Objective - Leave out any picture and return the remaining listing below exactly as given.

□ □ □ □

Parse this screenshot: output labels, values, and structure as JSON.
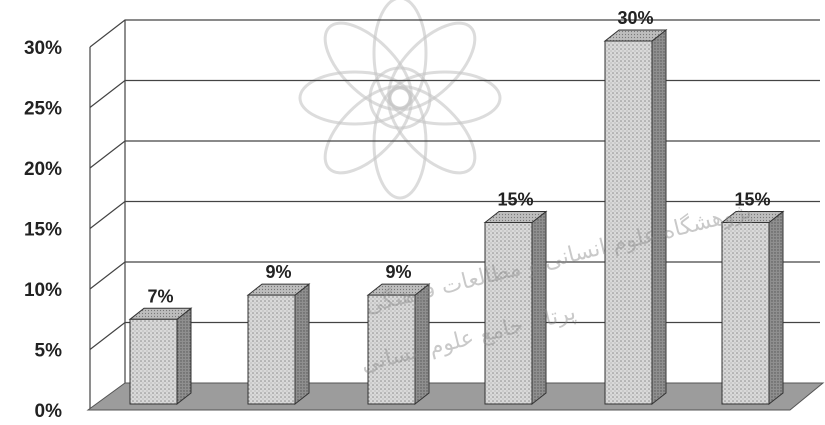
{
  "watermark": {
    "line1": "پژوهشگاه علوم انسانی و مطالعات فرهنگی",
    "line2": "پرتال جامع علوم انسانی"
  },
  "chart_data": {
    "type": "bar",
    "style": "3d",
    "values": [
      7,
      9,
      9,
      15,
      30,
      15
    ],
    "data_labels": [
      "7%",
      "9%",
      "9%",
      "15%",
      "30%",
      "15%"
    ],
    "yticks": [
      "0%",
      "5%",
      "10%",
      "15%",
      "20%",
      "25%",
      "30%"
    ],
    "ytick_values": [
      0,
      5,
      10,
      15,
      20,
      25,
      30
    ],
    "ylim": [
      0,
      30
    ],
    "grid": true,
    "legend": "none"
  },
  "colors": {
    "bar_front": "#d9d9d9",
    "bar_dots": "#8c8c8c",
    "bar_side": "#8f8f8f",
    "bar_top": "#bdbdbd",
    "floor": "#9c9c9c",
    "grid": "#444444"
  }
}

□ □ □ □

Reply to the exercise -
Parse this screenshot: output labels, values, and structure as JSON.
{
  "watermark": {
    "line1": "پژوهشگاه علوم انسانی و مطالعات فرهنگی",
    "line2": "پرتال جامع علوم انسانی"
  },
  "chart_data": {
    "type": "bar",
    "style": "3d",
    "values": [
      7,
      9,
      9,
      15,
      30,
      15
    ],
    "data_labels": [
      "7%",
      "9%",
      "9%",
      "15%",
      "30%",
      "15%"
    ],
    "yticks": [
      "0%",
      "5%",
      "10%",
      "15%",
      "20%",
      "25%",
      "30%"
    ],
    "ytick_values": [
      0,
      5,
      10,
      15,
      20,
      25,
      30
    ],
    "ylim": [
      0,
      30
    ],
    "grid": true,
    "legend": "none"
  },
  "colors": {
    "bar_front": "#d9d9d9",
    "bar_dots": "#8c8c8c",
    "bar_side": "#8f8f8f",
    "bar_top": "#bdbdbd",
    "floor": "#9c9c9c",
    "grid": "#444444"
  }
}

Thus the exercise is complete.